** START **

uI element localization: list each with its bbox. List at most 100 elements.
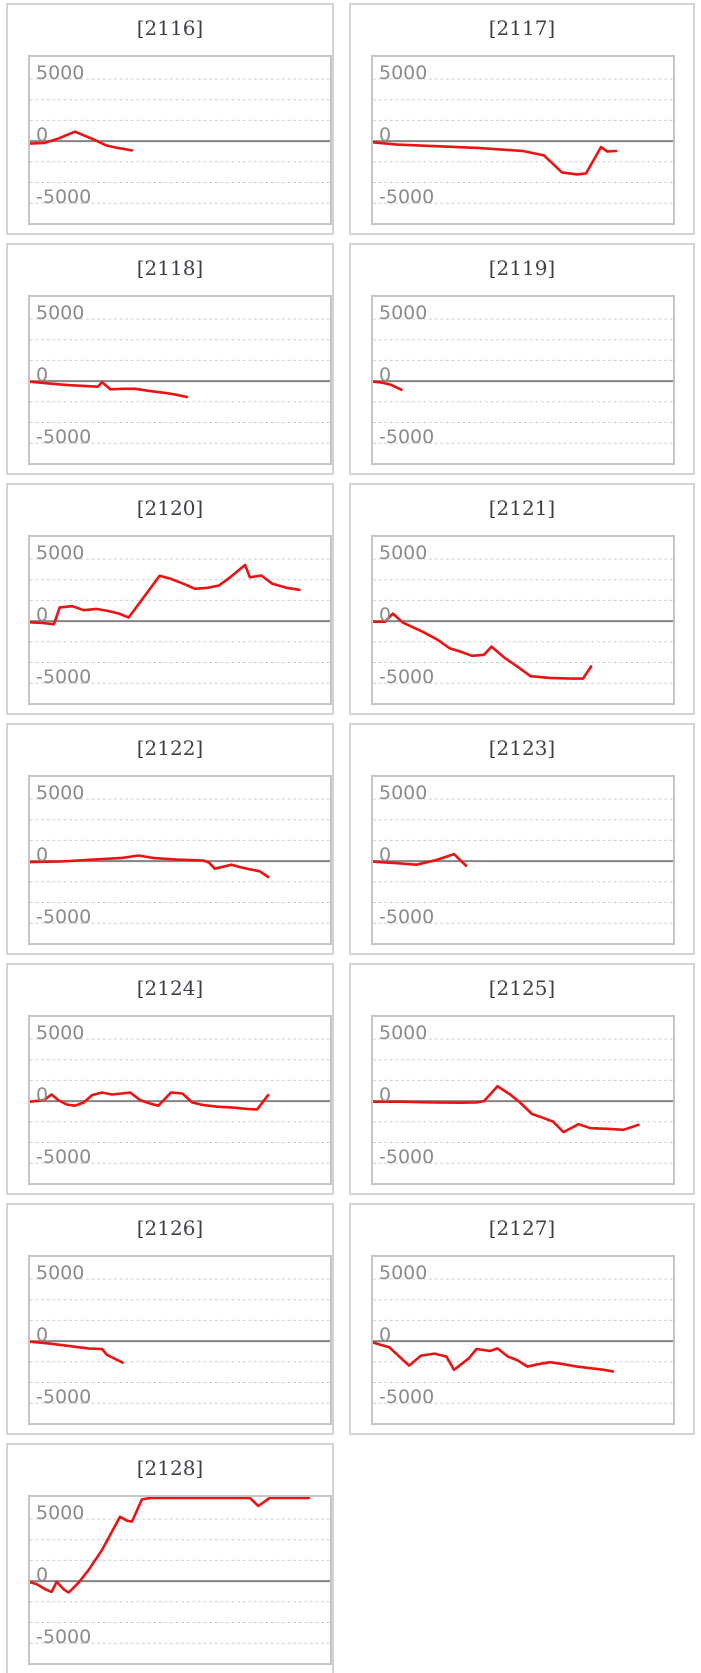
y-axis-label-neg5000: -5000 [379, 1146, 435, 1168]
machine-number-title: [2123] [488, 736, 556, 760]
payout-line-chart [30, 1497, 330, 1644]
payout-line-series [373, 380, 403, 392]
payout-line-series [30, 1091, 270, 1111]
machine-chart-panel: [2126] 5000 0 -5000 [6, 1203, 334, 1435]
payout-line-series [30, 380, 189, 399]
machine-number-title: [2119] [488, 256, 556, 280]
machine-number-title: [2117] [488, 16, 556, 40]
y-axis-label-5000: 5000 [36, 302, 85, 324]
y-axis-label-0: 0 [36, 364, 49, 386]
y-axis-label-5000: 5000 [379, 782, 428, 804]
payout-line-series [30, 1340, 124, 1364]
payout-line-chart [30, 318, 330, 444]
y-axis-label-0: 0 [379, 844, 392, 866]
machine-chart-panel: [2123] 5000 0 -5000 [349, 723, 695, 955]
y-axis-label-5000: 5000 [379, 1022, 428, 1044]
machine-number-title: [2118] [136, 256, 204, 280]
machine-chart-panel: [2117] 5000 0 -5000 [349, 3, 695, 235]
chart-plot-area: 5000 0 -5000 [371, 535, 675, 705]
chart-plot-area: 5000 0 -5000 [28, 295, 332, 465]
machine-number-title: [2116] [136, 16, 204, 40]
y-axis-label-neg5000: -5000 [379, 186, 435, 208]
y-axis-label-0: 0 [379, 604, 392, 626]
payout-line-series [373, 141, 618, 176]
y-axis-label-5000: 5000 [36, 1262, 85, 1284]
y-axis-label-neg5000: -5000 [36, 666, 92, 688]
y-axis-label-0: 0 [379, 124, 392, 146]
y-axis-label-5000: 5000 [379, 1262, 428, 1284]
payout-line-chart [373, 318, 673, 444]
chart-plot-area: 5000 0 -5000 [28, 1255, 332, 1425]
y-axis-label-neg5000: -5000 [379, 426, 435, 448]
payout-line-series [373, 852, 468, 867]
payout-line-chart [30, 1278, 330, 1404]
payout-line-chart [373, 798, 673, 924]
y-axis-label-5000: 5000 [379, 62, 428, 84]
y-axis-label-0: 0 [36, 1324, 49, 1346]
machine-chart-panel: [2124] 5000 0 -5000 [6, 963, 334, 1195]
machine-chart-panel: [2116] 5000 0 -5000 [6, 3, 334, 235]
payout-line-chart [30, 1038, 330, 1164]
y-axis-label-0: 0 [36, 604, 49, 626]
payout-line-series [373, 1341, 615, 1373]
chart-plot-area: 5000 0 -5000 [371, 55, 675, 225]
machine-number-title: [2128] [136, 1456, 204, 1480]
payout-line-chart [373, 1038, 673, 1164]
machine-chart-panel: [2122] 5000 0 -5000 [6, 723, 334, 955]
machine-chart-panel: [2120] 5000 0 -5000 [6, 483, 334, 715]
payout-line-series [373, 612, 593, 680]
y-axis-label-0: 0 [36, 844, 49, 866]
y-axis-label-5000: 5000 [36, 62, 85, 84]
y-axis-label-neg5000: -5000 [36, 1146, 92, 1168]
machine-chart-panel: [2119] 5000 0 -5000 [349, 243, 695, 475]
y-axis-label-neg5000: -5000 [36, 186, 92, 208]
machine-number-title: [2121] [488, 496, 556, 520]
machine-chart-panel: [2121] 5000 0 -5000 [349, 483, 695, 715]
y-axis-label-0: 0 [379, 1084, 392, 1106]
payout-line-chart [30, 558, 330, 684]
y-axis-label-5000: 5000 [379, 542, 428, 564]
machine-number-title: [2120] [136, 496, 204, 520]
y-axis-label-0: 0 [36, 124, 49, 146]
y-axis-label-0: 0 [379, 364, 392, 386]
y-axis-label-neg5000: -5000 [379, 666, 435, 688]
payout-line-series [30, 854, 270, 879]
payout-line-chart [30, 78, 330, 204]
y-axis-label-0: 0 [379, 1324, 392, 1346]
machine-number-title: [2126] [136, 1216, 204, 1240]
machine-chart-panel: [2128] 5000 0 -5000 [6, 1443, 334, 1673]
payout-line-series [373, 1084, 640, 1134]
chart-plot-area: 5000 0 -5000 [28, 1015, 332, 1185]
y-axis-label-neg5000: -5000 [379, 1386, 435, 1408]
payout-line-chart [373, 1278, 673, 1404]
machine-number-title: [2122] [136, 736, 204, 760]
payout-line-series [30, 1497, 311, 1594]
machine-chart-panel: [2118] 5000 0 -5000 [6, 243, 334, 475]
chart-plot-area: 5000 0 -5000 [28, 775, 332, 945]
chart-plot-area: 5000 0 -5000 [28, 1495, 332, 1665]
y-axis-label-neg5000: -5000 [36, 906, 92, 928]
machine-number-title: [2125] [488, 976, 556, 1000]
chart-plot-area: 5000 0 -5000 [371, 1015, 675, 1185]
chart-plot-area: 5000 0 -5000 [28, 535, 332, 705]
payout-line-series [30, 563, 301, 626]
y-axis-label-neg5000: -5000 [379, 906, 435, 928]
machine-number-title: [2124] [136, 976, 204, 1000]
y-axis-label-5000: 5000 [36, 1502, 85, 1524]
payout-line-chart [30, 798, 330, 924]
y-axis-label-neg5000: -5000 [36, 1626, 92, 1648]
charts-grid: [2116] 5000 0 -5000 [2117] 5000 0 -5000 … [6, 3, 695, 1673]
y-axis-label-5000: 5000 [36, 782, 85, 804]
machine-chart-panel: [2127] 5000 0 -5000 [349, 1203, 695, 1435]
y-axis-label-5000: 5000 [36, 1022, 85, 1044]
machine-number-title: [2127] [488, 1216, 556, 1240]
chart-plot-area: 5000 0 -5000 [371, 295, 675, 465]
y-axis-label-neg5000: -5000 [36, 426, 92, 448]
payout-line-series [30, 130, 134, 152]
y-axis-label-5000: 5000 [379, 302, 428, 324]
y-axis-label-0: 0 [36, 1084, 49, 1106]
y-axis-label-5000: 5000 [36, 542, 85, 564]
y-axis-label-neg5000: -5000 [36, 1386, 92, 1408]
y-axis-label-0: 0 [36, 1564, 49, 1586]
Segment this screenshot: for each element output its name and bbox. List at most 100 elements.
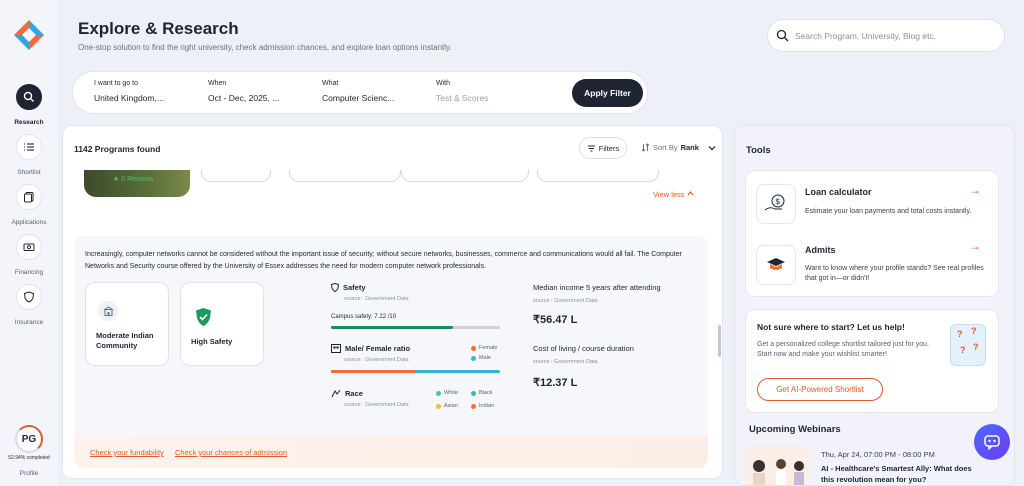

** END **

Update the lines above by replacing every occurrence of "payout-line-chart" with "payout-trend-chart" and keeping everything else the same. Cover all the lines and omit the pictures.

uI element localization: list each with its bbox. List at most 100 elements.
y-axis-label-neg5000: -5000 [379, 1146, 435, 1168]
machine-number-title: [2123] [488, 736, 556, 760]
payout-trend-chart [30, 1497, 330, 1644]
payout-line-series [373, 380, 403, 392]
payout-line-series [30, 1091, 270, 1111]
machine-chart-panel: [2126] 5000 0 -5000 [6, 1203, 334, 1435]
payout-line-series [30, 380, 189, 399]
machine-number-title: [2119] [488, 256, 556, 280]
machine-number-title: [2117] [488, 16, 556, 40]
y-axis-label-5000: 5000 [36, 302, 85, 324]
y-axis-label-0: 0 [36, 364, 49, 386]
y-axis-label-5000: 5000 [379, 782, 428, 804]
payout-line-series [30, 1340, 124, 1364]
payout-trend-chart [30, 318, 330, 444]
y-axis-label-0: 0 [379, 844, 392, 866]
machine-chart-panel: [2123] 5000 0 -5000 [349, 723, 695, 955]
y-axis-label-5000: 5000 [379, 1022, 428, 1044]
machine-number-title: [2118] [136, 256, 204, 280]
machine-chart-panel: [2117] 5000 0 -5000 [349, 3, 695, 235]
chart-plot-area: 5000 0 -5000 [371, 535, 675, 705]
chart-plot-area: 5000 0 -5000 [28, 295, 332, 465]
machine-number-title: [2116] [136, 16, 204, 40]
y-axis-label-neg5000: -5000 [379, 186, 435, 208]
y-axis-label-0: 0 [379, 604, 392, 626]
payout-line-series [373, 141, 618, 176]
y-axis-label-5000: 5000 [36, 1262, 85, 1284]
y-axis-label-neg5000: -5000 [36, 666, 92, 688]
y-axis-label-0: 0 [379, 124, 392, 146]
y-axis-label-5000: 5000 [379, 1262, 428, 1284]
payout-trend-chart [373, 318, 673, 444]
chart-plot-area: 5000 0 -5000 [28, 1255, 332, 1425]
y-axis-label-neg5000: -5000 [379, 426, 435, 448]
payout-line-series [373, 852, 468, 867]
payout-trend-chart [30, 1278, 330, 1404]
payout-trend-chart [373, 798, 673, 924]
y-axis-label-5000: 5000 [379, 62, 428, 84]
y-axis-label-0: 0 [36, 1324, 49, 1346]
machine-chart-panel: [2124] 5000 0 -5000 [6, 963, 334, 1195]
machine-chart-panel: [2116] 5000 0 -5000 [6, 3, 334, 235]
payout-trend-chart [30, 1038, 330, 1164]
y-axis-label-0: 0 [36, 604, 49, 626]
payout-line-series [373, 1341, 615, 1373]
chart-plot-area: 5000 0 -5000 [371, 55, 675, 225]
machine-number-title: [2128] [136, 1456, 204, 1480]
payout-trend-chart [373, 1038, 673, 1164]
machine-chart-panel: [2122] 5000 0 -5000 [6, 723, 334, 955]
machine-chart-panel: [2120] 5000 0 -5000 [6, 483, 334, 715]
payout-line-series [373, 612, 593, 680]
y-axis-label-0: 0 [36, 844, 49, 866]
y-axis-label-5000: 5000 [36, 62, 85, 84]
y-axis-label-neg5000: -5000 [36, 1146, 92, 1168]
machine-chart-panel: [2119] 5000 0 -5000 [349, 243, 695, 475]
y-axis-label-neg5000: -5000 [36, 186, 92, 208]
machine-number-title: [2121] [488, 496, 556, 520]
machine-chart-panel: [2121] 5000 0 -5000 [349, 483, 695, 715]
y-axis-label-0: 0 [379, 1084, 392, 1106]
payout-trend-chart [30, 558, 330, 684]
y-axis-label-5000: 5000 [379, 542, 428, 564]
machine-number-title: [2120] [136, 496, 204, 520]
y-axis-label-0: 0 [36, 124, 49, 146]
y-axis-label-0: 0 [379, 364, 392, 386]
y-axis-label-neg5000: -5000 [379, 666, 435, 688]
payout-line-series [30, 854, 270, 879]
payout-trend-chart [30, 78, 330, 204]
y-axis-label-0: 0 [379, 1324, 392, 1346]
machine-number-title: [2126] [136, 1216, 204, 1240]
machine-chart-panel: [2128] 5000 0 -5000 [6, 1443, 334, 1673]
payout-line-series [373, 1084, 640, 1134]
chart-plot-area: 5000 0 -5000 [28, 1015, 332, 1185]
y-axis-label-neg5000: -5000 [379, 1386, 435, 1408]
payout-trend-chart [373, 1278, 673, 1404]
machine-number-title: [2122] [136, 736, 204, 760]
payout-line-series [30, 1497, 311, 1594]
machine-chart-panel: [2118] 5000 0 -5000 [6, 243, 334, 475]
chart-plot-area: 5000 0 -5000 [28, 775, 332, 945]
chart-plot-area: 5000 0 -5000 [28, 1495, 332, 1665]
y-axis-label-neg5000: -5000 [36, 906, 92, 928]
machine-number-title: [2125] [488, 976, 556, 1000]
chart-plot-area: 5000 0 -5000 [371, 1015, 675, 1185]
chart-plot-area: 5000 0 -5000 [28, 535, 332, 705]
payout-line-series [30, 563, 301, 626]
y-axis-label-neg5000: -5000 [379, 906, 435, 928]
machine-number-title: [2124] [136, 976, 204, 1000]
y-axis-label-5000: 5000 [36, 1502, 85, 1524]
payout-trend-chart [30, 798, 330, 924]
y-axis-label-neg5000: -5000 [36, 1626, 92, 1648]
charts-grid: [2116] 5000 0 -5000 [2117] 5000 0 -5000 … [6, 3, 695, 1673]
y-axis-label-5000: 5000 [36, 782, 85, 804]
machine-chart-panel: [2127] 5000 0 -5000 [349, 1203, 695, 1435]
y-axis-label-5000: 5000 [36, 1022, 85, 1044]
machine-number-title: [2127] [488, 1216, 556, 1240]
chart-plot-area: 5000 0 -5000 [371, 295, 675, 465]
y-axis-label-neg5000: -5000 [36, 426, 92, 448]
payout-line-series [30, 130, 134, 152]
y-axis-label-5000: 5000 [379, 302, 428, 324]
y-axis-label-0: 0 [36, 1084, 49, 1106]
y-axis-label-5000: 5000 [36, 542, 85, 564]
y-axis-label-neg5000: -5000 [36, 1386, 92, 1408]
y-axis-label-0: 0 [36, 1564, 49, 1586]
Segment this screenshot: for each element output its name and bbox. List at most 100 elements.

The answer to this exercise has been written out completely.